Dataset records

==*==

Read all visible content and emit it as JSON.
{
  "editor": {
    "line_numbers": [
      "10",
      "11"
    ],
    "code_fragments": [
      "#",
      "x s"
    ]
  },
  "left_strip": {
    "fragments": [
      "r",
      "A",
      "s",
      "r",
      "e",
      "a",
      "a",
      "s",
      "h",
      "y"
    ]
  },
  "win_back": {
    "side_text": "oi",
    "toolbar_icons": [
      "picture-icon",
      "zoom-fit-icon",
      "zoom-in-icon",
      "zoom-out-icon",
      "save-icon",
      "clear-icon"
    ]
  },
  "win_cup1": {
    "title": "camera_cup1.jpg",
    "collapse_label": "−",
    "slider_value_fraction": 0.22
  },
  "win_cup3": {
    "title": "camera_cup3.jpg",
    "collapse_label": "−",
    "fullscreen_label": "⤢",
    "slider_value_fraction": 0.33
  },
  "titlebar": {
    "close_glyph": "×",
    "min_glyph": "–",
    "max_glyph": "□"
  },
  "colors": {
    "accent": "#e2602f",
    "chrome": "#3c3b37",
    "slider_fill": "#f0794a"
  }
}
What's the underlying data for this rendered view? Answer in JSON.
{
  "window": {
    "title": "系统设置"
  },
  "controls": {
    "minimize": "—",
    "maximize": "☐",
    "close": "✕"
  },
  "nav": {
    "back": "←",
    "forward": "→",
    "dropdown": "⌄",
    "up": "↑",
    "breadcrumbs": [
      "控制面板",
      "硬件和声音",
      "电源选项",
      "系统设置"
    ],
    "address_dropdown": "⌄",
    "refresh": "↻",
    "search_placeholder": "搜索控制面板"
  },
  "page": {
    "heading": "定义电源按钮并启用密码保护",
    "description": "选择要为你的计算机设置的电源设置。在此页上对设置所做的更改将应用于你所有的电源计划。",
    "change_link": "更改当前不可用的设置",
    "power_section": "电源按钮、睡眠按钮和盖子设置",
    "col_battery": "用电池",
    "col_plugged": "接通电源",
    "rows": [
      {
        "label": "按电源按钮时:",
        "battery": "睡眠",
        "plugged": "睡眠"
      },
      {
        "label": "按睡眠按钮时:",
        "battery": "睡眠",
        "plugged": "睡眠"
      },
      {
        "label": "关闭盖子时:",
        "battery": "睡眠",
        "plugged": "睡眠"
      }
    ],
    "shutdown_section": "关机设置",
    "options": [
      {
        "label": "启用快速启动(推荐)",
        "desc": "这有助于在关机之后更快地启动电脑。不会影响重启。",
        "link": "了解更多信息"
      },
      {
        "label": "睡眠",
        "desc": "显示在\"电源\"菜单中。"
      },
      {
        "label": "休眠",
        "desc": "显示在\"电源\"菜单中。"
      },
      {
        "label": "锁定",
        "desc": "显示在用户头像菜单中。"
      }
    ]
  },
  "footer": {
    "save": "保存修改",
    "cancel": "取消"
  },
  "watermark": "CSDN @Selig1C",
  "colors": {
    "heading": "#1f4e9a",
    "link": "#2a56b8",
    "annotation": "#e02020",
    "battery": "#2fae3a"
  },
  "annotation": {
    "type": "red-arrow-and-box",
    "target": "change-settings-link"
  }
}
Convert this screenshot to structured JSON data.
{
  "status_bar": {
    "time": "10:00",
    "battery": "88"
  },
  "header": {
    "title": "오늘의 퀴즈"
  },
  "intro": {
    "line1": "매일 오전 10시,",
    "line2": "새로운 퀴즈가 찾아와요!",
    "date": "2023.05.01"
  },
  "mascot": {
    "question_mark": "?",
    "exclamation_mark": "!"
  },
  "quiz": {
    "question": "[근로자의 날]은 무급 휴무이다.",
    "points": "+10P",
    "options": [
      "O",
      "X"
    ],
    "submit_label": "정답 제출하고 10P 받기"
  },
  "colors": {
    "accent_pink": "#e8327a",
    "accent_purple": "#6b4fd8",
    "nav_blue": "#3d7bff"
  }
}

==*==

Written instruction:
Give again only the lines starting at the one that contains "Convert this screenshot" and running to the end of the data.

Solution to this task:
Convert this screenshot to structured JSON data.
{
  "status_bar": {
    "time": "10:00",
    "battery": "88"
  },
  "header": {
    "title": "오늘의 퀴즈"
  },
  "intro": {
    "line1": "매일 오전 10시,",
    "line2": "새로운 퀴즈가 찾아와요!",
    "date": "2023.05.01"
  },
  "mascot": {
    "question_mark": "?",
    "exclamation_mark": "!"
  },
  "quiz": {
    "question": "[근로자의 날]은 무급 휴무이다.",
    "points": "+10P",
    "options": [
      "O",
      "X"
    ],
    "submit_label": "정답 제출하고 10P 받기"
  },
  "colors": {
    "accent_pink": "#e8327a",
    "accent_purple": "#6b4fd8",
    "nav_blue": "#3d7bff"
  }
}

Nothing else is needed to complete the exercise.